RECORDS SHOWN –
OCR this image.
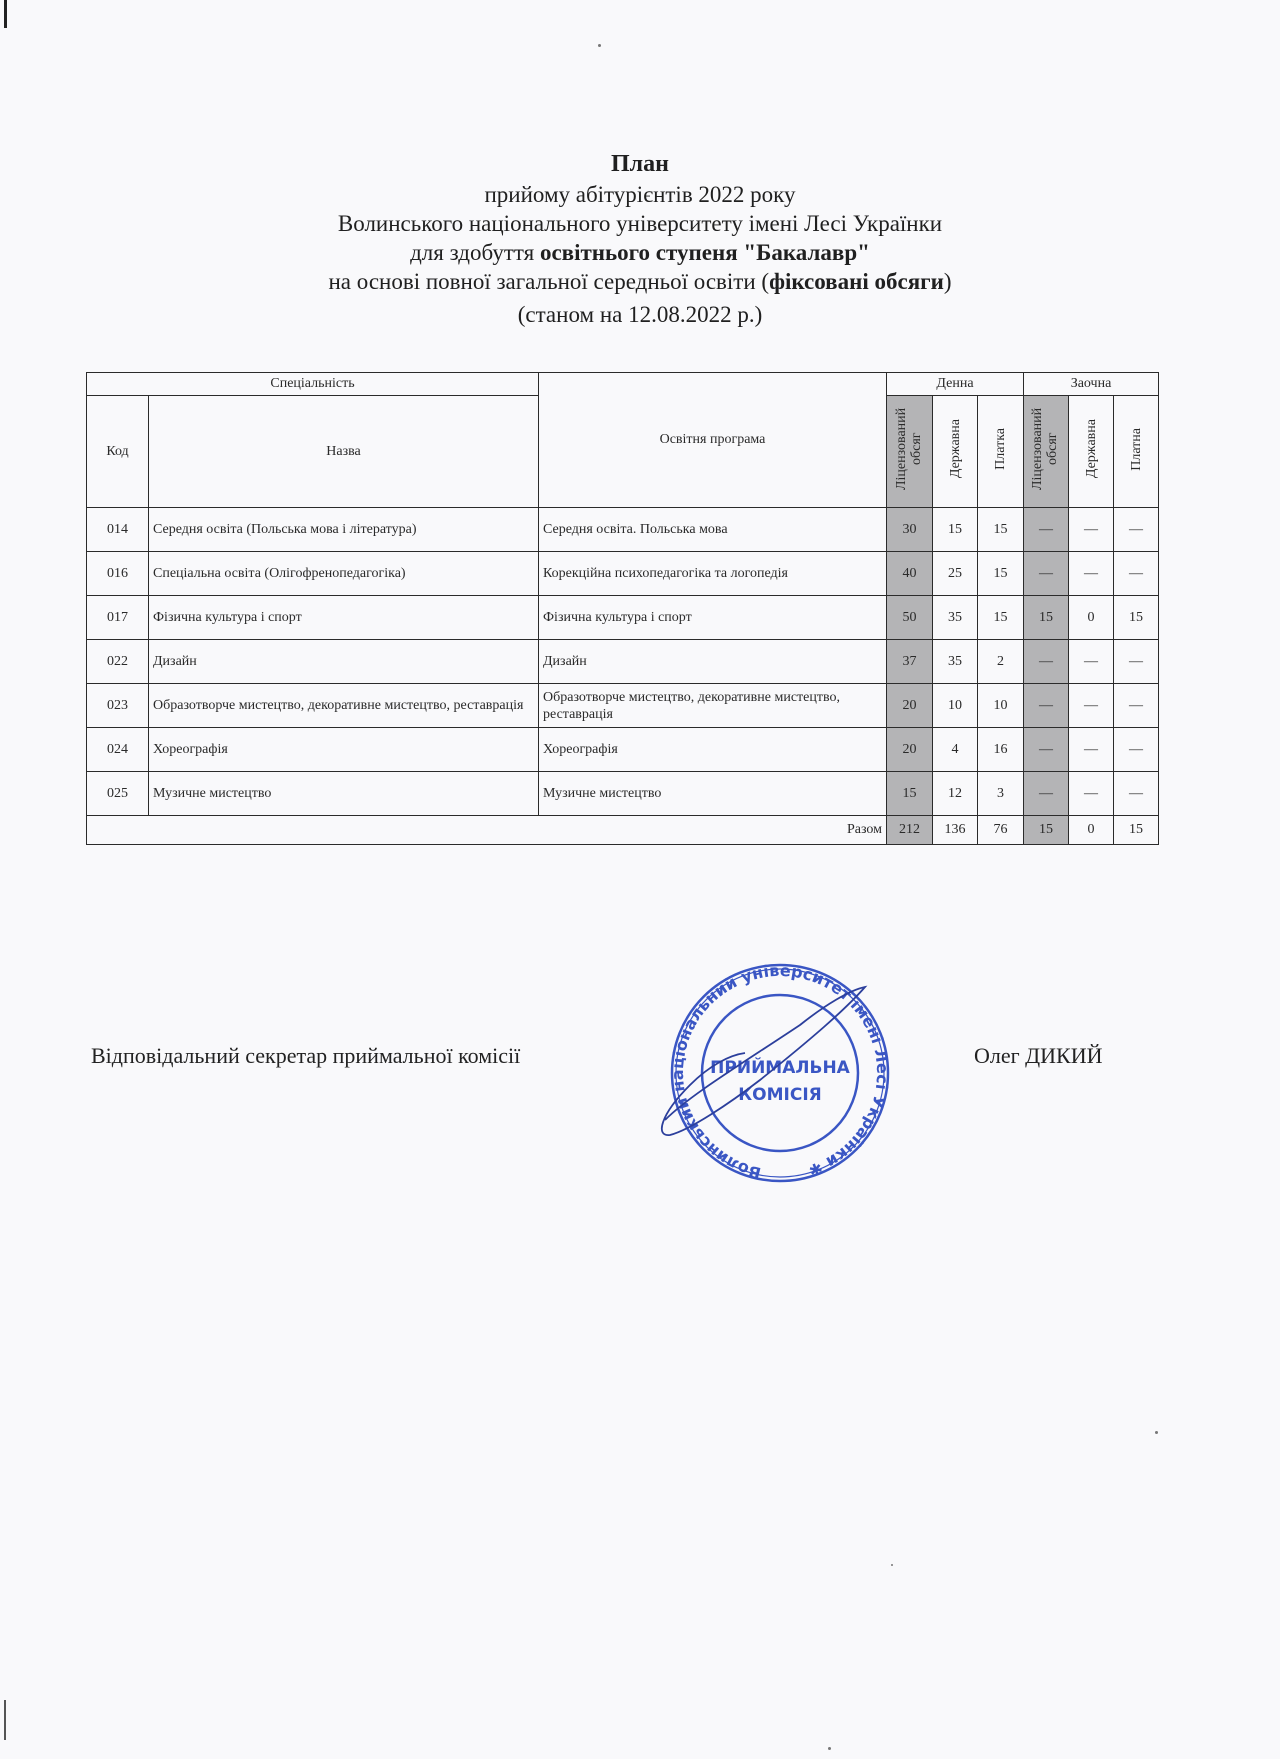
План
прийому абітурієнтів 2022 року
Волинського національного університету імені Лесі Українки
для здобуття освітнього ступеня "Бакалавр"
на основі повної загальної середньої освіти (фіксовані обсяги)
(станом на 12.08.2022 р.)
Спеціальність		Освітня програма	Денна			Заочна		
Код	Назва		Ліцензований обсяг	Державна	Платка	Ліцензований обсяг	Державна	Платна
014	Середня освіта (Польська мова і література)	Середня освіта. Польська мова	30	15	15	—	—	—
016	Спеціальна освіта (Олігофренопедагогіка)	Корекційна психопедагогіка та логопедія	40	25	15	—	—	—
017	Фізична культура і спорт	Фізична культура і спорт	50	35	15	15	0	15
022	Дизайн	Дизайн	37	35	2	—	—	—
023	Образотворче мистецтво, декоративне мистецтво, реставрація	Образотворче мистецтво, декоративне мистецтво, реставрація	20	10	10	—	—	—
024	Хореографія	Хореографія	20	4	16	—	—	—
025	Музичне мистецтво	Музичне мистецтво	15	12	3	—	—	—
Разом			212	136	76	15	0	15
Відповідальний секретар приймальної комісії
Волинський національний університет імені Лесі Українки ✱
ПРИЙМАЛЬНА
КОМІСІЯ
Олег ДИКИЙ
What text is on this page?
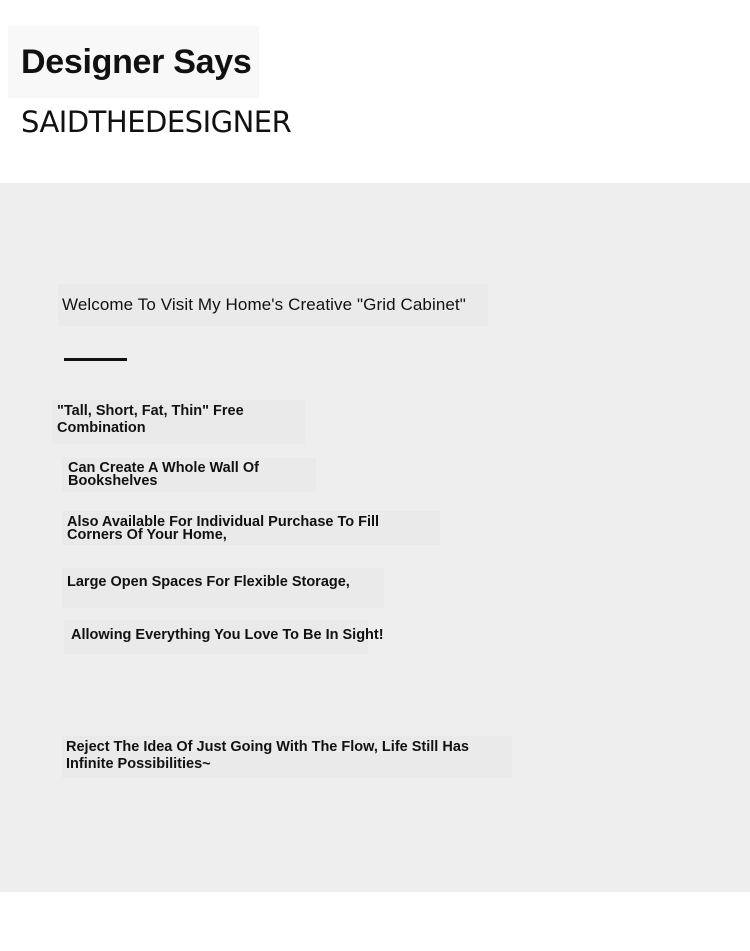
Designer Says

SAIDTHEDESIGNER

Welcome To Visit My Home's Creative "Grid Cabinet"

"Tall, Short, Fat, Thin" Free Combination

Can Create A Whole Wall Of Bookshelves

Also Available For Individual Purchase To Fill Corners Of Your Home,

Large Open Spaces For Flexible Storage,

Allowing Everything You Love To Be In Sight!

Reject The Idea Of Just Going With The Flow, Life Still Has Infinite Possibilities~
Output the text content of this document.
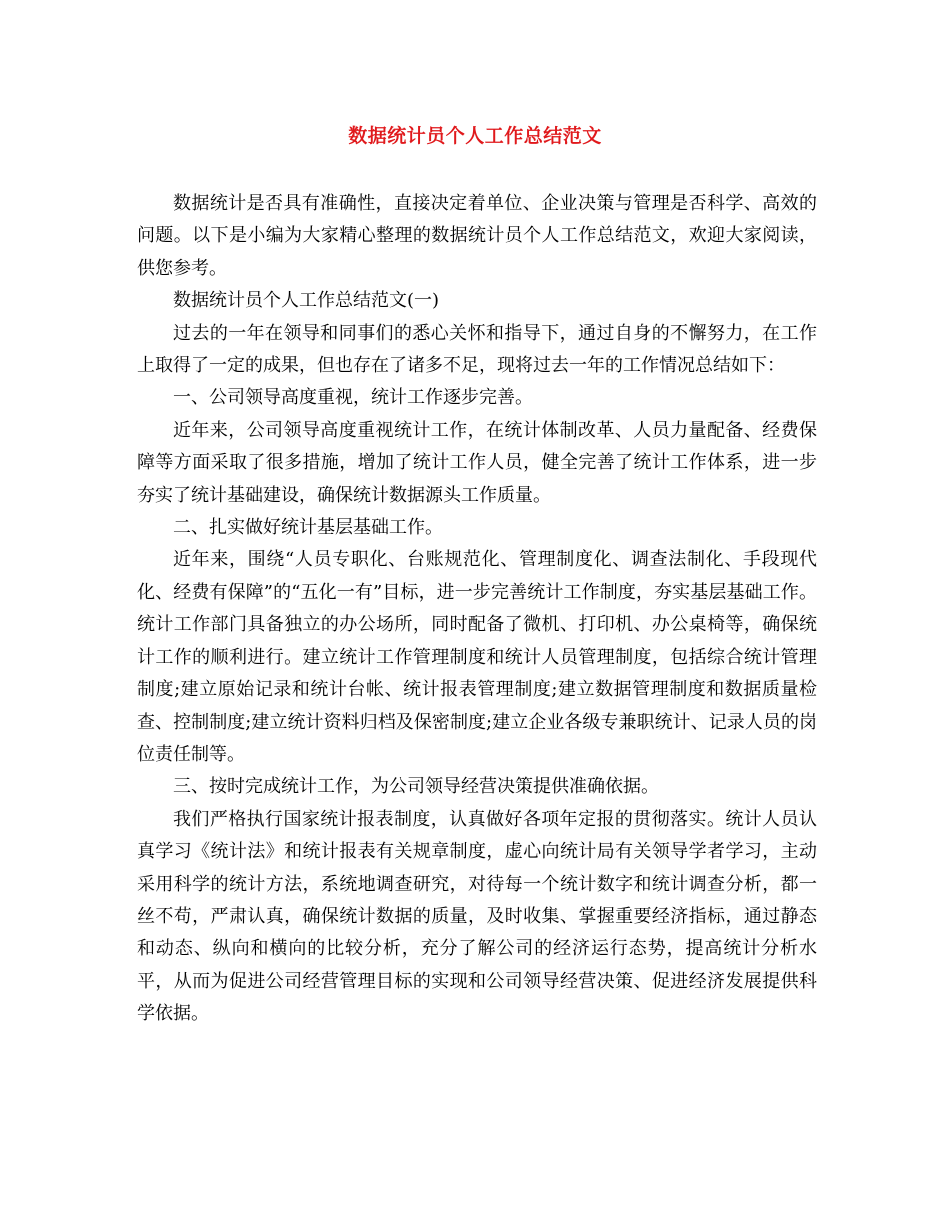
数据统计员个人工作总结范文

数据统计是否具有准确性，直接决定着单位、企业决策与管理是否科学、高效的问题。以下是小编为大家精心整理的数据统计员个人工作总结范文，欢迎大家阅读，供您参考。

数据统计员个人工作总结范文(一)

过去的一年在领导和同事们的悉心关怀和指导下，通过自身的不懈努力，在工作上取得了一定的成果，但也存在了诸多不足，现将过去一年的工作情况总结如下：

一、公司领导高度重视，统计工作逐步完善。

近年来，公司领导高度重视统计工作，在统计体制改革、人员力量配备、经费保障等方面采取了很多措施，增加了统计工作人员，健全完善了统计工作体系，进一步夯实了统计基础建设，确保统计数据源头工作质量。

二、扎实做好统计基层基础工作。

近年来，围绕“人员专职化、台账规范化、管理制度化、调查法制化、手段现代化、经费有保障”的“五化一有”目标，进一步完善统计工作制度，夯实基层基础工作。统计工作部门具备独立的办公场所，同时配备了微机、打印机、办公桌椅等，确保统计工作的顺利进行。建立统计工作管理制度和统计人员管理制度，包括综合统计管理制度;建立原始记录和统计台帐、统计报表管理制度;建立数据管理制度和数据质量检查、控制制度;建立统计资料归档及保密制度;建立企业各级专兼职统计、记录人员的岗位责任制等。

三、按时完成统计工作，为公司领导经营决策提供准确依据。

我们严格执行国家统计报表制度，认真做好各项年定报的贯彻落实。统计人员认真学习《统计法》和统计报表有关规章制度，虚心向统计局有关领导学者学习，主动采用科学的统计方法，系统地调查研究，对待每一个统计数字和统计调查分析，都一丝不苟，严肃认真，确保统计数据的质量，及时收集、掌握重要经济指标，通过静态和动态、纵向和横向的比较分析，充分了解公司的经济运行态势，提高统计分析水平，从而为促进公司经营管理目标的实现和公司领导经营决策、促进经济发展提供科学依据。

WHAT THE TASK ASKS – Copy the whole listing above word for word but do not carry over the pictures.

WRITTEN REPLY –
OCR this image.
План
прийому абітурієнтів 2022 року
Волинського національного університету імені Лесі Українки
для здобуття освітнього ступеня "Бакалавр"
на основі повної загальної середньої освіти (фіксовані обсяги)
(станом на 12.08.2022 р.)
Спеціальність		Освітня програма	Денна			Заочна		
Код	Назва		Ліцензований обсяг	Державна	Платка	Ліцензований обсяг	Державна	Платна
014	Середня освіта (Польська мова і література)	Середня освіта. Польська мова	30	15	15	—	—	—
016	Спеціальна освіта (Олігофренопедагогіка)	Корекційна психопедагогіка та логопедія	40	25	15	—	—	—
017	Фізична культура і спорт	Фізична культура і спорт	50	35	15	15	0	15
022	Дизайн	Дизайн	37	35	2	—	—	—
023	Образотворче мистецтво, декоративне мистецтво, реставрація	Образотворче мистецтво, декоративне мистецтво, реставрація	20	10	10	—	—	—
024	Хореографія	Хореографія	20	4	16	—	—	—
025	Музичне мистецтво	Музичне мистецтво	15	12	3	—	—	—
Разом			212	136	76	15	0	15
Відповідальний секретар приймальної комісії
Волинський національний університет імені Лесі Українки ✱
ПРИЙМАЛЬНА
КОМІСІЯ
Олег ДИКИЙ
What text is on this page?
Designer Says

SAIDTHEDESIGNER

Welcome To Visit My Home's Creative "Grid Cabinet"

"Tall, Short, Fat, Thin" Free Combination

Can Create A Whole Wall Of Bookshelves

Also Available For Individual Purchase To Fill Corners Of Your Home,

Large Open Spaces For Flexible Storage,

Allowing Everything You Love To Be In Sight!

Reject The Idea Of Just Going With The Flow, Life Still Has Infinite Possibilities~
Output the text content of this document.
数据统计员个人工作总结范文

数据统计是否具有准确性，直接决定着单位、企业决策与管理是否科学、高效的问题。以下是小编为大家精心整理的数据统计员个人工作总结范文，欢迎大家阅读，供您参考。

数据统计员个人工作总结范文(一)

过去的一年在领导和同事们的悉心关怀和指导下，通过自身的不懈努力，在工作上取得了一定的成果，但也存在了诸多不足，现将过去一年的工作情况总结如下：

一、公司领导高度重视，统计工作逐步完善。

近年来，公司领导高度重视统计工作，在统计体制改革、人员力量配备、经费保障等方面采取了很多措施，增加了统计工作人员，健全完善了统计工作体系，进一步夯实了统计基础建设，确保统计数据源头工作质量。

二、扎实做好统计基层基础工作。

近年来，围绕“人员专职化、台账规范化、管理制度化、调查法制化、手段现代化、经费有保障”的“五化一有”目标，进一步完善统计工作制度，夯实基层基础工作。统计工作部门具备独立的办公场所，同时配备了微机、打印机、办公桌椅等，确保统计工作的顺利进行。建立统计工作管理制度和统计人员管理制度，包括综合统计管理制度;建立原始记录和统计台帐、统计报表管理制度;建立数据管理制度和数据质量检查、控制制度;建立统计资料归档及保密制度;建立企业各级专兼职统计、记录人员的岗位责任制等。

三、按时完成统计工作，为公司领导经营决策提供准确依据。

我们严格执行国家统计报表制度，认真做好各项年定报的贯彻落实。统计人员认真学习《统计法》和统计报表有关规章制度，虚心向统计局有关领导学者学习，主动采用科学的统计方法，系统地调查研究，对待每一个统计数字和统计调查分析，都一丝不苟，严肃认真，确保统计数据的质量，及时收集、掌握重要经济指标，通过静态和动态、纵向和横向的比较分析，充分了解公司的经济运行态势，提高统计分析水平，从而为促进公司经营管理目标的实现和公司领导经营决策、促进经济发展提供科学依据。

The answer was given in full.